>>>>>

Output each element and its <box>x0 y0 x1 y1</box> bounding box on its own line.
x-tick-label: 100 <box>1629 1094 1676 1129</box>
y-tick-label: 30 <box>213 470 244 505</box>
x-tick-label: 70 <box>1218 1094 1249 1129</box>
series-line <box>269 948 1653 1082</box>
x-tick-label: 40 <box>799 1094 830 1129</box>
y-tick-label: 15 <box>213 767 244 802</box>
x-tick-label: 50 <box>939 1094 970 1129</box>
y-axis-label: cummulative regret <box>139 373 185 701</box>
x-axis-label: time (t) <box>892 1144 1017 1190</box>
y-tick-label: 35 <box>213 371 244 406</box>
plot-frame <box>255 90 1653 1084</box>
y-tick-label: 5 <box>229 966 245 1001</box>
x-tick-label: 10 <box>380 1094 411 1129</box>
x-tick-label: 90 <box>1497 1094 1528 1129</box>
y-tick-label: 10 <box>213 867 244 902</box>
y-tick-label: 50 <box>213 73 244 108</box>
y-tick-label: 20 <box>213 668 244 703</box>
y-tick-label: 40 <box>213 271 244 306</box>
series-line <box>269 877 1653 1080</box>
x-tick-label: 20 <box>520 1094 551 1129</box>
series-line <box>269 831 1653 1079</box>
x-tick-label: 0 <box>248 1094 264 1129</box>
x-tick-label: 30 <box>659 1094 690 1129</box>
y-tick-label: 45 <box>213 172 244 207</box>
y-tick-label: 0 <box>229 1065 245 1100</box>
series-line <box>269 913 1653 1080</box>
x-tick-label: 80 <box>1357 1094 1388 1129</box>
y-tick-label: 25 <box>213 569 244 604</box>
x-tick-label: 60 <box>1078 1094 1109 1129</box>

<<<<<

▸ Instructions for the task: Set out every line of the material above as a JSON list of strings, one string per line, omitting any blank lines.

▸ Correct result:
[
  "Output each element and its <box>x0 y0 x1 y1</box> bounding box on its own line.",
  "x-tick-label: 100 <box>1629 1094 1676 1129</box>",
  "y-tick-label: 30 <box>213 470 244 505</box>",
  "x-tick-label: 70 <box>1218 1094 1249 1129</box>",
  "series-line <box>269 948 1653 1082</box>",
  "x-tick-label: 40 <box>799 1094 830 1129</box>",
  "y-tick-label: 15 <box>213 767 244 802</box>",
  "x-tick-label: 50 <box>939 1094 970 1129</box>",
  "y-axis-label: cummulative regret <box>139 373 185 701</box>",
  "x-axis-label: time (t) <box>892 1144 1017 1190</box>",
  "y-tick-label: 35 <box>213 371 244 406</box>",
  "plot-frame <box>255 90 1653 1084</box>",
  "y-tick-label: 5 <box>229 966 245 1001</box>",
  "x-tick-label: 10 <box>380 1094 411 1129</box>",
  "x-tick-label: 90 <box>1497 1094 1528 1129</box>",
  "y-tick-label: 10 <box>213 867 244 902</box>",
  "y-tick-label: 50 <box>213 73 244 108</box>",
  "y-tick-label: 20 <box>213 668 244 703</box>",
  "y-tick-label: 40 <box>213 271 244 306</box>",
  "series-line <box>269 877 1653 1080</box>",
  "x-tick-label: 20 <box>520 1094 551 1129</box>",
  "series-line <box>269 831 1653 1079</box>",
  "x-tick-label: 0 <box>248 1094 264 1129</box>",
  "x-tick-label: 30 <box>659 1094 690 1129</box>",
  "y-tick-label: 45 <box>213 172 244 207</box>",
  "y-tick-label: 0 <box>229 1065 245 1100</box>",
  "series-line <box>269 913 1653 1080</box>",
  "x-tick-label: 80 <box>1357 1094 1388 1129</box>",
  "y-tick-label: 25 <box>213 569 244 604</box>",
  "x-tick-label: 60 <box>1078 1094 1109 1129</box>"
]